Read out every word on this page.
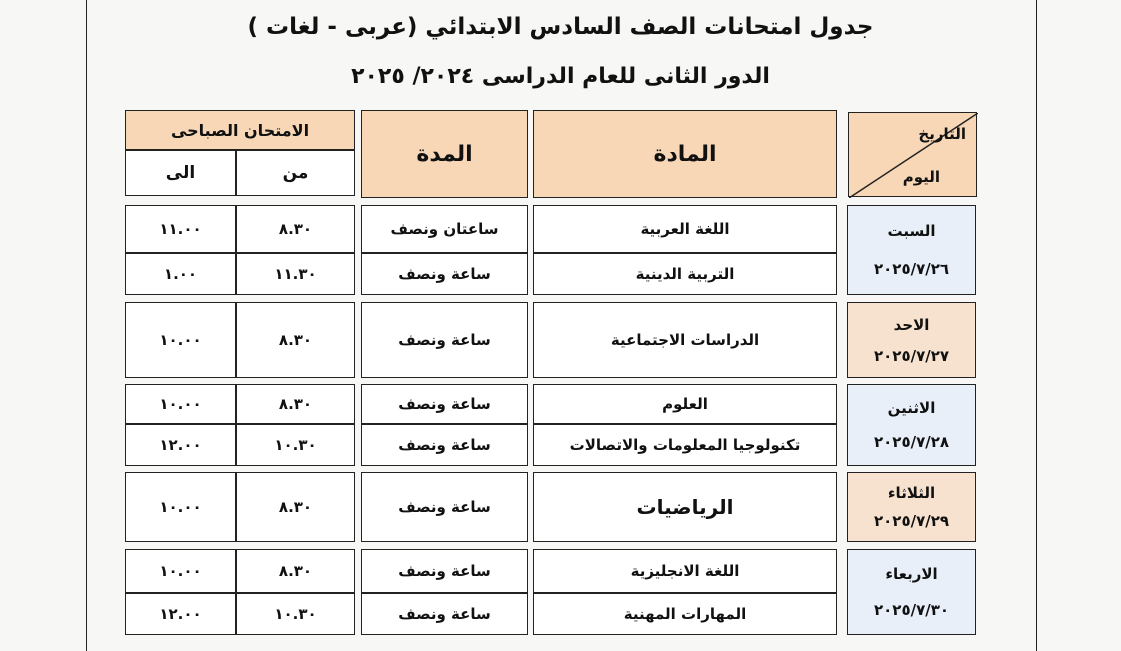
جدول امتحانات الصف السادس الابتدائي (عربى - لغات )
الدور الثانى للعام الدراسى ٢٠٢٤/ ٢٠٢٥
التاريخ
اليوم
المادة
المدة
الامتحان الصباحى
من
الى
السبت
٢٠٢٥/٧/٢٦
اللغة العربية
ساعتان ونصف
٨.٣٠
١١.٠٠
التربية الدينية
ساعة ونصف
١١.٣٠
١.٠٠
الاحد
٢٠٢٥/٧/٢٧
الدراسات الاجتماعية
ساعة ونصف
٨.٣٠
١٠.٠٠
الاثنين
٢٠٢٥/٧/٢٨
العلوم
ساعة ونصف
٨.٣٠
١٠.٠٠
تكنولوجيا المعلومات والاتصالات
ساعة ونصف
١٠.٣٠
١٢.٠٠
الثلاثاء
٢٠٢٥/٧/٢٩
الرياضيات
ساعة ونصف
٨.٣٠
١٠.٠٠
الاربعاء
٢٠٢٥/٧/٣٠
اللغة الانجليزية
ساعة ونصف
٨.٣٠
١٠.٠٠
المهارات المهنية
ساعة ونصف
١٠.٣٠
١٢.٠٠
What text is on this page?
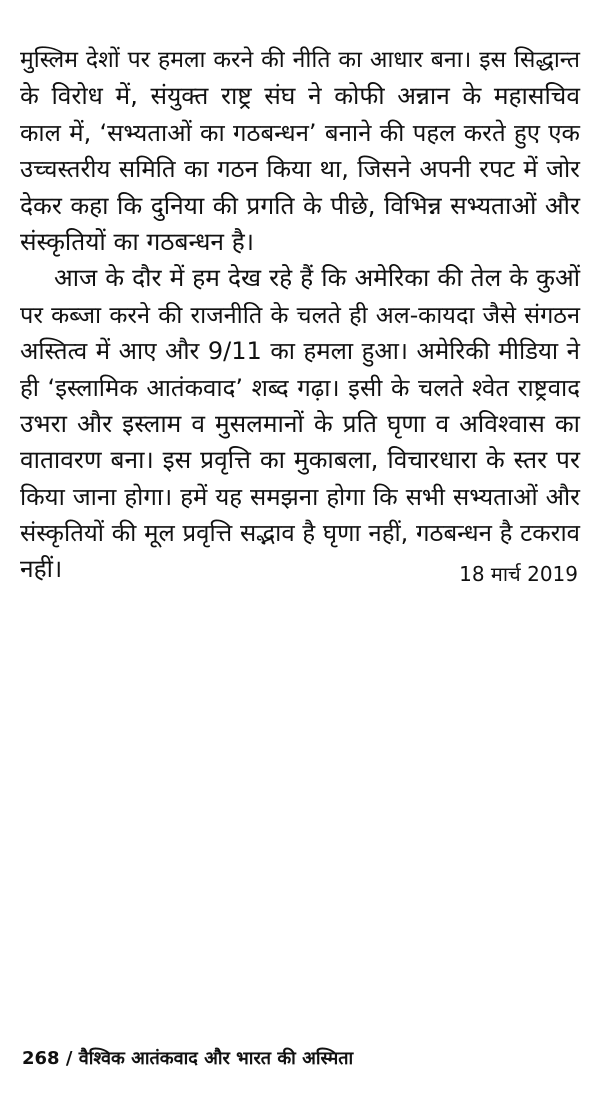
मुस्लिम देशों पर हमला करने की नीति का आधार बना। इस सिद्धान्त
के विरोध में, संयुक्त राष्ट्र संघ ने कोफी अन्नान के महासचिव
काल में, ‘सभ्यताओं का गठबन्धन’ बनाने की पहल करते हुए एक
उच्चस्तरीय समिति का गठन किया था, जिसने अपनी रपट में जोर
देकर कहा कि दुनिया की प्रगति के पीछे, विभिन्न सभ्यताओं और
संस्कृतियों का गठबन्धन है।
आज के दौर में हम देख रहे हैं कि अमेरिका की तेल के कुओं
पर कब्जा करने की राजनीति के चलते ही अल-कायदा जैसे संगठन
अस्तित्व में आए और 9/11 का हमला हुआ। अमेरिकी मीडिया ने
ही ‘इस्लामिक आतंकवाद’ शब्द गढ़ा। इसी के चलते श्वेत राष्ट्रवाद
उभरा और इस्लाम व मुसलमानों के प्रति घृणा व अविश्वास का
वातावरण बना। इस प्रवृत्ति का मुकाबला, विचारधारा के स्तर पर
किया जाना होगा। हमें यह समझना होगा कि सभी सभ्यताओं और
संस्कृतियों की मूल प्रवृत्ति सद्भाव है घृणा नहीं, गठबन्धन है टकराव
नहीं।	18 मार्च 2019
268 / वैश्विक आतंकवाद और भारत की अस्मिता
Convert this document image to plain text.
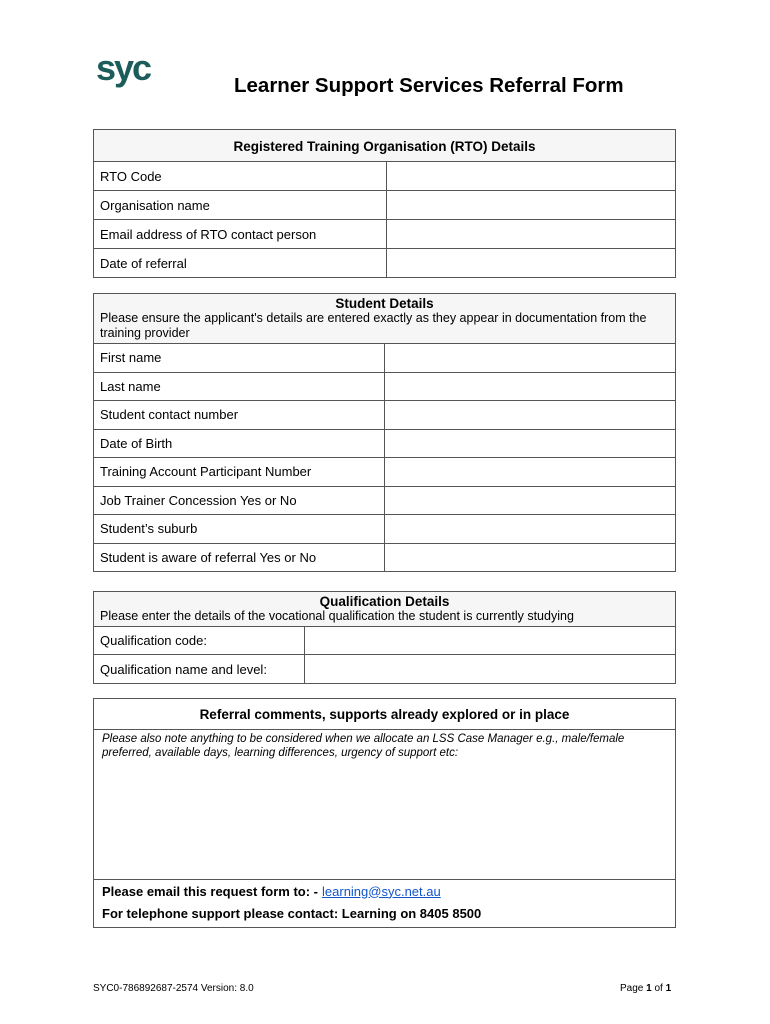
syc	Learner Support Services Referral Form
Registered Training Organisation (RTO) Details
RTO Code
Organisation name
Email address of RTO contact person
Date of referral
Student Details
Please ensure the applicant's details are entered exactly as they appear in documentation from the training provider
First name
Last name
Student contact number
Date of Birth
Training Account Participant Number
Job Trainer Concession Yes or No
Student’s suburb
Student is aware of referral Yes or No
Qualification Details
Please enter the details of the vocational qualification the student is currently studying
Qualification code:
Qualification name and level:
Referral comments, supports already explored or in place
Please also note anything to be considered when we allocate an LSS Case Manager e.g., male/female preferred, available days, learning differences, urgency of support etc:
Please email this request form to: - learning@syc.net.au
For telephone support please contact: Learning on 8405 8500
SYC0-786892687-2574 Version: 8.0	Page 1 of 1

» **WHAT IS NEEDED**: Write the full listing out again with every line unchanged, but include no pictures.

» **WORKED ANSWER**:
Read out every word on this page.
جدول امتحانات الصف السادس الابتدائي (عربى - لغات )
الدور الثانى للعام الدراسى ٢٠٢٤/ ٢٠٢٥
التاريخ
اليوم
المادة
المدة
الامتحان الصباحى
من
الى
السبت
٢٠٢٥/٧/٢٦
اللغة العربية
ساعتان ونصف
٨.٣٠
١١.٠٠
التربية الدينية
ساعة ونصف
١١.٣٠
١.٠٠
الاحد
٢٠٢٥/٧/٢٧
الدراسات الاجتماعية
ساعة ونصف
٨.٣٠
١٠.٠٠
الاثنين
٢٠٢٥/٧/٢٨
العلوم
ساعة ونصف
٨.٣٠
١٠.٠٠
تكنولوجيا المعلومات والاتصالات
ساعة ونصف
١٠.٣٠
١٢.٠٠
الثلاثاء
٢٠٢٥/٧/٢٩
الرياضيات
ساعة ونصف
٨.٣٠
١٠.٠٠
الاربعاء
٢٠٢٥/٧/٣٠
اللغة الانجليزية
ساعة ونصف
٨.٣٠
١٠.٠٠
المهارات المهنية
ساعة ونصف
١٠.٣٠
١٢.٠٠
What text is on this page?
मुस्लिम देशों पर हमला करने की नीति का आधार बना। इस सिद्धान्त
के विरोध में, संयुक्त राष्ट्र संघ ने कोफी अन्नान के महासचिव
काल में, ‘सभ्यताओं का गठबन्धन’ बनाने की पहल करते हुए एक
उच्चस्तरीय समिति का गठन किया था, जिसने अपनी रपट में जोर
देकर कहा कि दुनिया की प्रगति के पीछे, विभिन्न सभ्यताओं और
संस्कृतियों का गठबन्धन है।
आज के दौर में हम देख रहे हैं कि अमेरिका की तेल के कुओं
पर कब्जा करने की राजनीति के चलते ही अल-कायदा जैसे संगठन
अस्तित्व में आए और 9/11 का हमला हुआ। अमेरिकी मीडिया ने
ही ‘इस्लामिक आतंकवाद’ शब्द गढ़ा। इसी के चलते श्वेत राष्ट्रवाद
उभरा और इस्लाम व मुसलमानों के प्रति घृणा व अविश्वास का
वातावरण बना। इस प्रवृत्ति का मुकाबला, विचारधारा के स्तर पर
किया जाना होगा। हमें यह समझना होगा कि सभी सभ्यताओं और
संस्कृतियों की मूल प्रवृत्ति सद्भाव है घृणा नहीं, गठबन्धन है टकराव
नहीं।	18 मार्च 2019
268 / वैश्विक आतंकवाद और भारत की अस्मिता
Convert this document image to plain text.
syc	Learner Support Services Referral Form
Registered Training Organisation (RTO) Details
RTO Code
Organisation name
Email address of RTO contact person
Date of referral
Student Details
Please ensure the applicant's details are entered exactly as they appear in documentation from the training provider
First name
Last name
Student contact number
Date of Birth
Training Account Participant Number
Job Trainer Concession Yes or No
Student’s suburb
Student is aware of referral Yes or No
Qualification Details
Please enter the details of the vocational qualification the student is currently studying
Qualification code:
Qualification name and level:
Referral comments, supports already explored or in place
Please also note anything to be considered when we allocate an LSS Case Manager e.g., male/female preferred, available days, learning differences, urgency of support etc:
Please email this request form to: - learning@syc.net.au
For telephone support please contact: Learning on 8405 8500
SYC0-786892687-2574 Version: 8.0	Page 1 of 1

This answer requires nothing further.